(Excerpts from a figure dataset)
◇ ◇ ◇ ◇ ◇ ◇ ◇

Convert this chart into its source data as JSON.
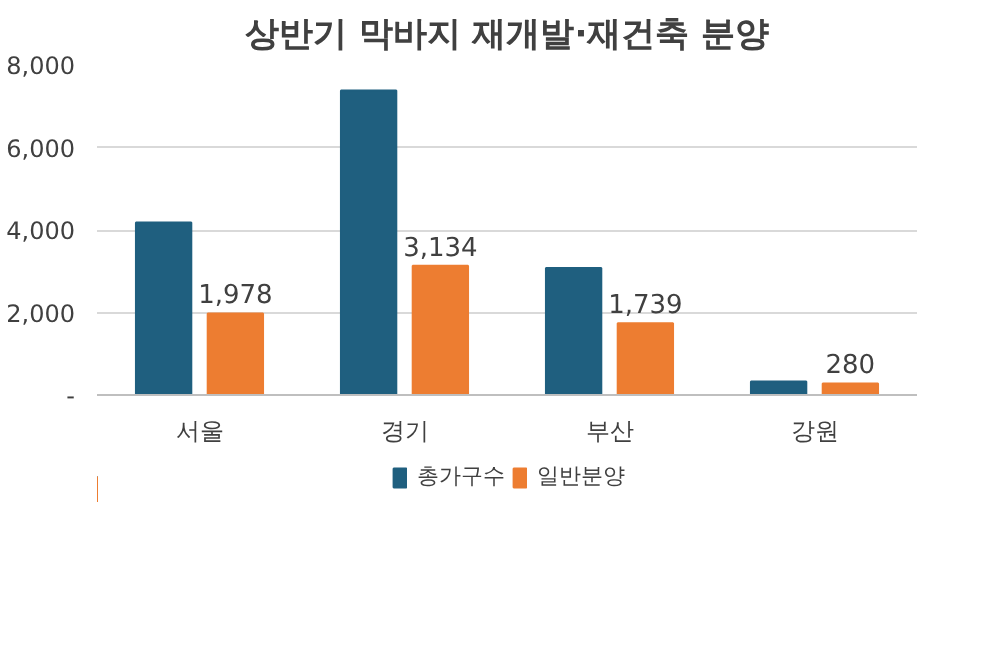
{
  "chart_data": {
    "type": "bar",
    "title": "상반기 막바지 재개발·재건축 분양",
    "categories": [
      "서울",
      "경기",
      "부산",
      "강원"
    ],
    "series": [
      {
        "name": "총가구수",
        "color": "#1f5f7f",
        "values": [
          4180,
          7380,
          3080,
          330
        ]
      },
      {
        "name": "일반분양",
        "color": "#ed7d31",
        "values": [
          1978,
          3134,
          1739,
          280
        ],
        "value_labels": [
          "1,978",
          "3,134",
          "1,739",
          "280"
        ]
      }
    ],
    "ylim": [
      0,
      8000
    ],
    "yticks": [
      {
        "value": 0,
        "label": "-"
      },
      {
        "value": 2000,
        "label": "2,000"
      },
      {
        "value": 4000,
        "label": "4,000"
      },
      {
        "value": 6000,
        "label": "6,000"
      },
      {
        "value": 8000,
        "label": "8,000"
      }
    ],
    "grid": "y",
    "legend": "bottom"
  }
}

◇ ◇ ◇ ◇ ◇ ◇ ◇

Transcribe every entry word for word, but omit the pictures.

Convert this chart into its source data as JSON.
{
  "chart_data": {
    "type": "bar",
    "title": "상반기 막바지 재개발·재건축 분양",
    "categories": [
      "서울",
      "경기",
      "부산",
      "강원"
    ],
    "series": [
      {
        "name": "총가구수",
        "color": "#1f5f7f",
        "values": [
          4180,
          7380,
          3080,
          330
        ]
      },
      {
        "name": "일반분양",
        "color": "#ed7d31",
        "values": [
          1978,
          3134,
          1739,
          280
        ],
        "value_labels": [
          "1,978",
          "3,134",
          "1,739",
          "280"
        ]
      }
    ],
    "ylim": [
      0,
      8000
    ],
    "yticks": [
      {
        "value": 0,
        "label": "-"
      },
      {
        "value": 2000,
        "label": "2,000"
      },
      {
        "value": 4000,
        "label": "4,000"
      },
      {
        "value": 6000,
        "label": "6,000"
      },
      {
        "value": 8000,
        "label": "8,000"
      }
    ],
    "grid": "y",
    "legend": "bottom"
  }
}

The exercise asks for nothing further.